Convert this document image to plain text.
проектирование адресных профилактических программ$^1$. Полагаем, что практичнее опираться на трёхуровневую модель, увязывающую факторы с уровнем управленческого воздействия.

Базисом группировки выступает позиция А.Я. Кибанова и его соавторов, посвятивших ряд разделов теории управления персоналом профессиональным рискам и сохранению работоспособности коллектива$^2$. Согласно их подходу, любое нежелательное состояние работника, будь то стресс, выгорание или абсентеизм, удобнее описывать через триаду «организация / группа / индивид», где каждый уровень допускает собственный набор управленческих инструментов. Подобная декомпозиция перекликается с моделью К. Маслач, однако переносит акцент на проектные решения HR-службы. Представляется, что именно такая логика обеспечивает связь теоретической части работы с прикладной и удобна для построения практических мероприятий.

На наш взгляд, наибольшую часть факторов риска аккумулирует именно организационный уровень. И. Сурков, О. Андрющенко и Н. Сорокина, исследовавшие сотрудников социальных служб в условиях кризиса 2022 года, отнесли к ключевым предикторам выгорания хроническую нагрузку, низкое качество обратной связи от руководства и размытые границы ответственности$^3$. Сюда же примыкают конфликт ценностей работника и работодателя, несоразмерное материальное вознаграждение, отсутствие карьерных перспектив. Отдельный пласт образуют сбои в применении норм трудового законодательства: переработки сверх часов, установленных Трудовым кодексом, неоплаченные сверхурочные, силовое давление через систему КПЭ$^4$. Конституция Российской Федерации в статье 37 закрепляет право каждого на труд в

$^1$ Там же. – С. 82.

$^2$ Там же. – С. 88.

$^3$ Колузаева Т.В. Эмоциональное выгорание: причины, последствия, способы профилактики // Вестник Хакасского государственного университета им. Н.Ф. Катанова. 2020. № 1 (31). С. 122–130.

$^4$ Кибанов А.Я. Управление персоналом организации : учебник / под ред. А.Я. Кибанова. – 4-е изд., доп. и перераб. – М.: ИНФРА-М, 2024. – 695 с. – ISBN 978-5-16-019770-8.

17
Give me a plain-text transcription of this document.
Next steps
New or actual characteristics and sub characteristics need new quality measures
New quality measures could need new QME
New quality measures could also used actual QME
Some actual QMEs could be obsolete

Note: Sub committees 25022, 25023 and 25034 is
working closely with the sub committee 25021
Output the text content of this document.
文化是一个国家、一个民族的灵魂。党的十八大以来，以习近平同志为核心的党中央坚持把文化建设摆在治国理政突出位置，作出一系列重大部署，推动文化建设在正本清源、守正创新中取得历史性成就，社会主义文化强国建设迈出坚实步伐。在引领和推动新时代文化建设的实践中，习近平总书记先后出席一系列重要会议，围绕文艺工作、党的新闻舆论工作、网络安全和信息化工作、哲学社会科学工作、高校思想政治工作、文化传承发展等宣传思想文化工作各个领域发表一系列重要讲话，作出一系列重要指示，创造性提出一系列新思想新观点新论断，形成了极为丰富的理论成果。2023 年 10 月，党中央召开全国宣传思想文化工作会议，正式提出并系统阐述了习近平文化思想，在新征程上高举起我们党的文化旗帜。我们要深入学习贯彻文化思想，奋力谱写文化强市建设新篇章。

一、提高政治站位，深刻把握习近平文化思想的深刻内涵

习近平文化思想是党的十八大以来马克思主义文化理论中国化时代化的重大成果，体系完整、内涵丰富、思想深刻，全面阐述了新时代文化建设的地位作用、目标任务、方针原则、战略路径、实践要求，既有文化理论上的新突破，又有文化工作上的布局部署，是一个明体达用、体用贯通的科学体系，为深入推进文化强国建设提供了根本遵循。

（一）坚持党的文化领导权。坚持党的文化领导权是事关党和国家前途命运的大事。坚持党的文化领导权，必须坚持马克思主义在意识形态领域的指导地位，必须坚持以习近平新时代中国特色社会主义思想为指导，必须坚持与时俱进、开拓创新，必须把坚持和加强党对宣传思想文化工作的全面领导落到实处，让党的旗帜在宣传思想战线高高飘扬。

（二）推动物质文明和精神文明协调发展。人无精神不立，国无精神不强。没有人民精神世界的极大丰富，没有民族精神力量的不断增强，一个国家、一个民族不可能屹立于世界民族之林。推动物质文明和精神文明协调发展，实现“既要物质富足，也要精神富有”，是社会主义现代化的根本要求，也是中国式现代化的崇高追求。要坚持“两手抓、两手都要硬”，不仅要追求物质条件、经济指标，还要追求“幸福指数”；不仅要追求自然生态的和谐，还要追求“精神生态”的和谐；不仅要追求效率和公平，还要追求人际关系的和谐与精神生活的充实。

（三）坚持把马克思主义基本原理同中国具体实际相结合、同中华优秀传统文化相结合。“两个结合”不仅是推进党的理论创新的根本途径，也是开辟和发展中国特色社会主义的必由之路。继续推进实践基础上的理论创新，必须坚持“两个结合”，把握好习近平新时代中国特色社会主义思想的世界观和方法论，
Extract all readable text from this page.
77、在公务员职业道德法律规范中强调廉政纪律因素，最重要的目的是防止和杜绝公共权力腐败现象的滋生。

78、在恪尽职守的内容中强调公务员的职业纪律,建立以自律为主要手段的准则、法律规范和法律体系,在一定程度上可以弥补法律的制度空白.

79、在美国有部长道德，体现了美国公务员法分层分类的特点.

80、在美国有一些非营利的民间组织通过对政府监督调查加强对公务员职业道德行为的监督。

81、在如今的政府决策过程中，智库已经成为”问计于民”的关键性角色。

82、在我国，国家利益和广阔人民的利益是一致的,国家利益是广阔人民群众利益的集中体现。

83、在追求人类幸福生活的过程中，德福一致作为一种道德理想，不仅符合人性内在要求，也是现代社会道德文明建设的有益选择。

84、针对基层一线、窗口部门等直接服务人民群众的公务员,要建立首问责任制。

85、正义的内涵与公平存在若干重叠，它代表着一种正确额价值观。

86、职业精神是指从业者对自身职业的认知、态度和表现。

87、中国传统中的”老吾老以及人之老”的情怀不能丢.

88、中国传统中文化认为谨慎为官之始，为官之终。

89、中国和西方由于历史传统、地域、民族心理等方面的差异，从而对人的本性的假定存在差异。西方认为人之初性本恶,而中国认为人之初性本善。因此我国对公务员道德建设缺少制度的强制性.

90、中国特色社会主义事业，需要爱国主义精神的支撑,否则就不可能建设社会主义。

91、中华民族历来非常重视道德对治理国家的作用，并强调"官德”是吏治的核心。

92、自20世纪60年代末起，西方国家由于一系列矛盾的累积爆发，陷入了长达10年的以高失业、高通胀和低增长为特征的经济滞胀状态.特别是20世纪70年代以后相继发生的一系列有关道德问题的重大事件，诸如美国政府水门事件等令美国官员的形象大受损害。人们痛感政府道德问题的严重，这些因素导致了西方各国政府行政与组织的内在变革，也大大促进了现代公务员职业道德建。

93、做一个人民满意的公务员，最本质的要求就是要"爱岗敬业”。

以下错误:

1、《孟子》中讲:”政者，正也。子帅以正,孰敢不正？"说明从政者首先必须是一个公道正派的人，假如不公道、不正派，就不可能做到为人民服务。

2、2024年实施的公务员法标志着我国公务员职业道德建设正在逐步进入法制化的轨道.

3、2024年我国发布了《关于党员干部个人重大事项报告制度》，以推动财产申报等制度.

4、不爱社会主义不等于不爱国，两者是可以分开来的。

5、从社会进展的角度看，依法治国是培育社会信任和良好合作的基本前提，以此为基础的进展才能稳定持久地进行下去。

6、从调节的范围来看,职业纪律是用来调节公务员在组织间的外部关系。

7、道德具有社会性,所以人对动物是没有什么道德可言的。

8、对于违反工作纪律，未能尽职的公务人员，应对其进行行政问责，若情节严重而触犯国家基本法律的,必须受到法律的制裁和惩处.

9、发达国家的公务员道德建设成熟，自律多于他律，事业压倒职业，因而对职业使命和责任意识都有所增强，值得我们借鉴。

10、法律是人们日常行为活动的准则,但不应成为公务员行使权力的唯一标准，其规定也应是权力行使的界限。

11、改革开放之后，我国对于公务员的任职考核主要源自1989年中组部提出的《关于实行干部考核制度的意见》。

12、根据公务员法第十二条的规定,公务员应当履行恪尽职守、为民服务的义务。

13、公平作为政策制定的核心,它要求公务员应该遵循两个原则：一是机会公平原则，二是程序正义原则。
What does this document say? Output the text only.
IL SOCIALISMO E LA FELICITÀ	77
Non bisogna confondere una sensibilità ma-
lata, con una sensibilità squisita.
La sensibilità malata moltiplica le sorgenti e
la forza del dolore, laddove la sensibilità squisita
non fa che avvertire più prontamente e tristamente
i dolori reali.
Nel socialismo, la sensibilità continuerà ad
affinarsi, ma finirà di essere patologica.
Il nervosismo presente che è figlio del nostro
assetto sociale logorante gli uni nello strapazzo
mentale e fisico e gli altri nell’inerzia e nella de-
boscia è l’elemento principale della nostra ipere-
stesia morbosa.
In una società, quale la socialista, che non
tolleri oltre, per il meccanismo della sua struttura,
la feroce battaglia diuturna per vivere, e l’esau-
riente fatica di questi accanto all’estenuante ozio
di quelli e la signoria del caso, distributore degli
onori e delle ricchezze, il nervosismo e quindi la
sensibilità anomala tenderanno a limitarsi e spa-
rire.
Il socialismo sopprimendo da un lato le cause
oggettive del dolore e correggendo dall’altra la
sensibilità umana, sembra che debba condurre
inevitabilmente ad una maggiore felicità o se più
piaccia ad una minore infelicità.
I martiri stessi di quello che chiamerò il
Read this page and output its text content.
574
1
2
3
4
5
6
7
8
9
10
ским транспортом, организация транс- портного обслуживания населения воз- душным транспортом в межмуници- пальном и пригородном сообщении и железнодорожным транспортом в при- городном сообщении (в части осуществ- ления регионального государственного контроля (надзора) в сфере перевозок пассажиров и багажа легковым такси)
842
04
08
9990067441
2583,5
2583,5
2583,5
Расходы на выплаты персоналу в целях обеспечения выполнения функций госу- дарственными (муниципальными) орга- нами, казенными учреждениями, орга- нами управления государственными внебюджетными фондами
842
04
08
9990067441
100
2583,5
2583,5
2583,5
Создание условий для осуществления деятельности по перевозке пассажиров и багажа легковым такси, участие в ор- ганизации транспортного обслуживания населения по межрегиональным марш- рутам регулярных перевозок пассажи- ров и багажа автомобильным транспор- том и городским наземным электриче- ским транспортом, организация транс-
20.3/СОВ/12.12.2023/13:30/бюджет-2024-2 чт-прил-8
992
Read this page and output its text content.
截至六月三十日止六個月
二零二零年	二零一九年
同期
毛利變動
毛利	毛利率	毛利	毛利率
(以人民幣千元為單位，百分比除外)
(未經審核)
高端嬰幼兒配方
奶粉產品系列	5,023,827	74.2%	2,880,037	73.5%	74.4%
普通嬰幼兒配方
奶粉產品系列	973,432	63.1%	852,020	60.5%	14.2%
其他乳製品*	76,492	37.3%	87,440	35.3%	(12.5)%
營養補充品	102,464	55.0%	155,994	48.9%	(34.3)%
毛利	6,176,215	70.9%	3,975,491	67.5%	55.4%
______
## Exercise requirements
Show, from the listing above, each line that contains the word "actual".

## Answer for this exercise
New or actual characteristics and sub characteristics need new quality measures
New quality measures could also used actual QME
Some actual QMEs could be obsolete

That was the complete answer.